For each line below that contains the word "among", return that line.

------------

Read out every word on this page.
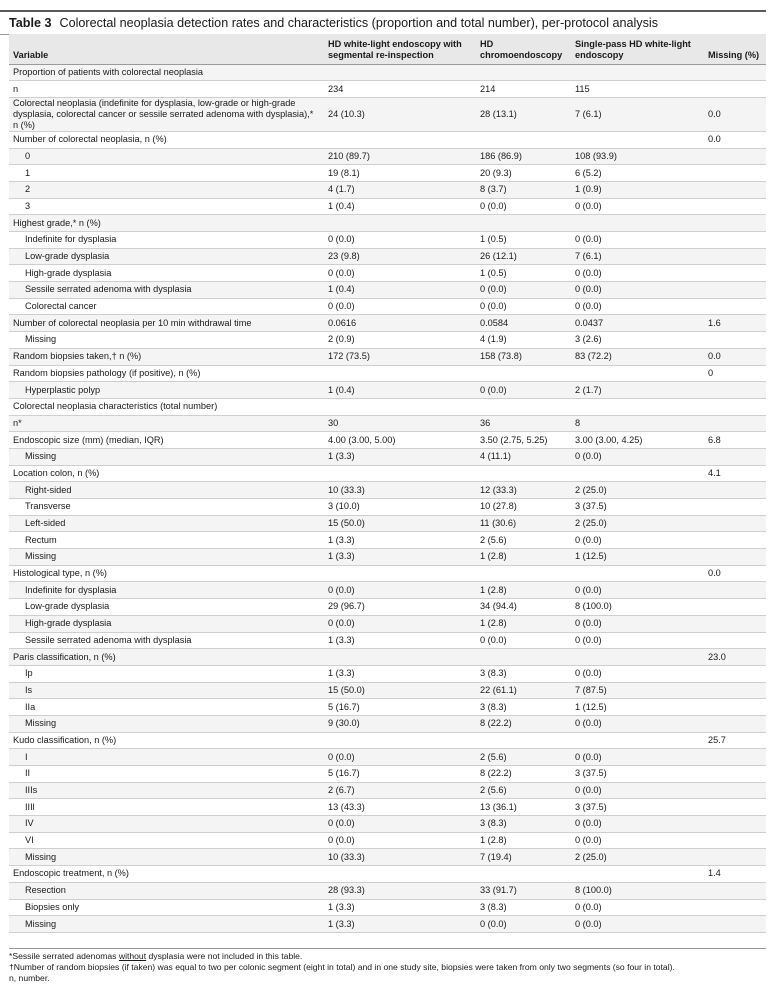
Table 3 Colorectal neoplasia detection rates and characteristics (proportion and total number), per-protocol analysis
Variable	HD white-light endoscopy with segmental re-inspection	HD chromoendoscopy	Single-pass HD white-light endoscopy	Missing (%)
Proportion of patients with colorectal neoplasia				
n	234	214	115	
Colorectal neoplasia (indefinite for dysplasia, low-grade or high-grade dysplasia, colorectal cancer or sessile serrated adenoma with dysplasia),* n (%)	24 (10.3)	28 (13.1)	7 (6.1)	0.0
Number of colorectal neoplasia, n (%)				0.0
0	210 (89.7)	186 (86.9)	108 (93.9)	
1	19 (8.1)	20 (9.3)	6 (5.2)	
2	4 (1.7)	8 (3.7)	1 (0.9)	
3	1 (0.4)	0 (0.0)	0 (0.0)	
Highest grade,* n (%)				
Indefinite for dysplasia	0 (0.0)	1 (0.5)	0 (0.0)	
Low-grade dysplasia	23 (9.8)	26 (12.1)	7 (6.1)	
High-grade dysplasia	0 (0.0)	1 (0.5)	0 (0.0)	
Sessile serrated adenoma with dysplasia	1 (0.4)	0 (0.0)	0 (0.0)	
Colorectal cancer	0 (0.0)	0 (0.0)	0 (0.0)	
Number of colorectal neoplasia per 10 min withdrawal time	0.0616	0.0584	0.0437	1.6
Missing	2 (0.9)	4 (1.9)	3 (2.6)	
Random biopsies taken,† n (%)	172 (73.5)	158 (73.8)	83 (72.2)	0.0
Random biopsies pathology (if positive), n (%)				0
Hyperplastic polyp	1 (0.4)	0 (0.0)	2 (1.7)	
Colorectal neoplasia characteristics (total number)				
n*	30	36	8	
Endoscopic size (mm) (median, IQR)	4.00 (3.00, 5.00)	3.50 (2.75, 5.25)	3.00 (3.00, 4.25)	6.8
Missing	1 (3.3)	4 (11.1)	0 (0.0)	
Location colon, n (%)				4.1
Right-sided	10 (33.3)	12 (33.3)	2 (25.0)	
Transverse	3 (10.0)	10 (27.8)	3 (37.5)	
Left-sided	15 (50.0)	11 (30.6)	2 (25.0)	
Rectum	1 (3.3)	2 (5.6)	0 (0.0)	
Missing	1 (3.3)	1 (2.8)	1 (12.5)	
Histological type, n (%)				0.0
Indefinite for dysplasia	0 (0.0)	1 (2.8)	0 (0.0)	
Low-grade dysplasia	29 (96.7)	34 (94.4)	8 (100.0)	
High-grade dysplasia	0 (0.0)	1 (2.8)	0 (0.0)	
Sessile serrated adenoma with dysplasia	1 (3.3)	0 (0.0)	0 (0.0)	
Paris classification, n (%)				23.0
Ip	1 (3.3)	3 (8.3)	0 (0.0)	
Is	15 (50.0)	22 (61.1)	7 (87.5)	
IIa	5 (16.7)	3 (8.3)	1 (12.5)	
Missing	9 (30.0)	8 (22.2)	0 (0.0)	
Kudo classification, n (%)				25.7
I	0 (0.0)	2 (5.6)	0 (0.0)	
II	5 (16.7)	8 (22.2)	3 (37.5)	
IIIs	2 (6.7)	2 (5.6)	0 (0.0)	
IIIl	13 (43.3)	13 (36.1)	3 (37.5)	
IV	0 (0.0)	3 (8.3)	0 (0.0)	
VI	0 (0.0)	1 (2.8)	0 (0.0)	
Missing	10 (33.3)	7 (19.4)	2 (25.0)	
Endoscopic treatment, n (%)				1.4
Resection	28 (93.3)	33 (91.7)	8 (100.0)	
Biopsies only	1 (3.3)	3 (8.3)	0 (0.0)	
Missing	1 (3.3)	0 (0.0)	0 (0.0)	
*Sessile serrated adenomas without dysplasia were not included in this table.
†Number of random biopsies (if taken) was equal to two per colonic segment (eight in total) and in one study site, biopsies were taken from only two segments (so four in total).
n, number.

------------

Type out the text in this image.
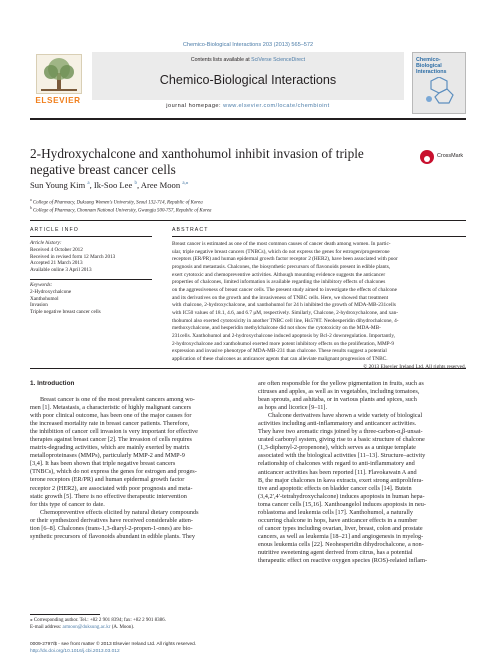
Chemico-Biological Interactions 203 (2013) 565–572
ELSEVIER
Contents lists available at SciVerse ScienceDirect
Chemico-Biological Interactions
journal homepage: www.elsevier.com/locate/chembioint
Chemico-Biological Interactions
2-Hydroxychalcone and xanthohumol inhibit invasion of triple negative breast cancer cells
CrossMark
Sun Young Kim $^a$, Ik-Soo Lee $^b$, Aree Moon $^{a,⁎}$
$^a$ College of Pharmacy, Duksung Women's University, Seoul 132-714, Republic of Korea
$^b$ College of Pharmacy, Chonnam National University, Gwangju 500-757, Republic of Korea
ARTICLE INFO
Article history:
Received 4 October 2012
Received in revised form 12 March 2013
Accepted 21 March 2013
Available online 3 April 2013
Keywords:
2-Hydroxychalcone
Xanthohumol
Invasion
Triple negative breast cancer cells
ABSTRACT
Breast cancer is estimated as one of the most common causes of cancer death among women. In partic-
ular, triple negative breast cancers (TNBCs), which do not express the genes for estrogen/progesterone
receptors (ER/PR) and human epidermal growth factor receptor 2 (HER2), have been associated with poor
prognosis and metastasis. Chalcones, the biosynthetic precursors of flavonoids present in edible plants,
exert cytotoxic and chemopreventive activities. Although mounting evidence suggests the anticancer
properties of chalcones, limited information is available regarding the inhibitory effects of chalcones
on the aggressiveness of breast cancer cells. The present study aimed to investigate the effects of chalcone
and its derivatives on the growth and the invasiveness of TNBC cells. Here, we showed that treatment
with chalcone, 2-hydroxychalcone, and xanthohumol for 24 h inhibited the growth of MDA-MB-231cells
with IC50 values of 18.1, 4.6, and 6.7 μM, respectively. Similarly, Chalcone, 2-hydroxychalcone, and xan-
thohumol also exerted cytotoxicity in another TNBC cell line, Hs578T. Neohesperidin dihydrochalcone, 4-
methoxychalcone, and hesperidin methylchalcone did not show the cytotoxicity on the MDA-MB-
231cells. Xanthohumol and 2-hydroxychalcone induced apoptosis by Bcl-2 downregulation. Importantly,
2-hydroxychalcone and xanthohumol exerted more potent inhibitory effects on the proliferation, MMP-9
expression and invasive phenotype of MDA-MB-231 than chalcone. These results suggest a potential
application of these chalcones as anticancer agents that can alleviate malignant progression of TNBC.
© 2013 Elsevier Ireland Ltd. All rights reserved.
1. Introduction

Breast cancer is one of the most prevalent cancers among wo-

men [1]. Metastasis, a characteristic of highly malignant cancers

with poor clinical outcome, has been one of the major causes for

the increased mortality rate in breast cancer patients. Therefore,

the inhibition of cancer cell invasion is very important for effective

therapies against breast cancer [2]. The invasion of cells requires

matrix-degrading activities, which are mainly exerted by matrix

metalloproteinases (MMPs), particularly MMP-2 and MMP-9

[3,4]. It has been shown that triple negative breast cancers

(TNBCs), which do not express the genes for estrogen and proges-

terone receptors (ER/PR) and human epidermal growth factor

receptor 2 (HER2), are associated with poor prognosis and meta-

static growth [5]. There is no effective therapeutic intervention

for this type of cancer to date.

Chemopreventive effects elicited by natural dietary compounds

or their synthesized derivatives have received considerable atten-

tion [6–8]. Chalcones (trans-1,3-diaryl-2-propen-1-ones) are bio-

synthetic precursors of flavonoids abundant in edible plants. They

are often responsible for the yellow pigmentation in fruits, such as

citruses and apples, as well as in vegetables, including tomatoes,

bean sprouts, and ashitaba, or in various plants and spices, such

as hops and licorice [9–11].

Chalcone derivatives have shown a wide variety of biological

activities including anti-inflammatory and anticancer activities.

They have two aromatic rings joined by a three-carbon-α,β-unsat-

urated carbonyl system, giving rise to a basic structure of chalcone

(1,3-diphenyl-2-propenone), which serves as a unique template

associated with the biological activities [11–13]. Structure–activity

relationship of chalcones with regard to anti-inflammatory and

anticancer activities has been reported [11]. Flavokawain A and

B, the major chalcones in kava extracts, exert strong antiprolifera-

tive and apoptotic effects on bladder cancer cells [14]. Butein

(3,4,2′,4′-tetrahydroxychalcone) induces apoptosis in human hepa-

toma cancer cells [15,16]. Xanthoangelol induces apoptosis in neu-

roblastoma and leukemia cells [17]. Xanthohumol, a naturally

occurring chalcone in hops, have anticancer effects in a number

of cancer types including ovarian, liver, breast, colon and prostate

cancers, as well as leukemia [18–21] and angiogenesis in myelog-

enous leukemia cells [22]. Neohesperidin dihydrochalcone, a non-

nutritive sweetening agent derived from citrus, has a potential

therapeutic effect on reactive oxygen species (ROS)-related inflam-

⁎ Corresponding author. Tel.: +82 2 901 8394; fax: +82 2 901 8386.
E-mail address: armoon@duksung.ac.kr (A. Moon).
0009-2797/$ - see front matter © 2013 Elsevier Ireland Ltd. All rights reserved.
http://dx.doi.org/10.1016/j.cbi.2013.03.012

------------

| Output for this exercise |
Breast cancer is estimated as one of the most common causes of cancer death among women. In partic-
Breast cancer is one of the most prevalent cancers among wo-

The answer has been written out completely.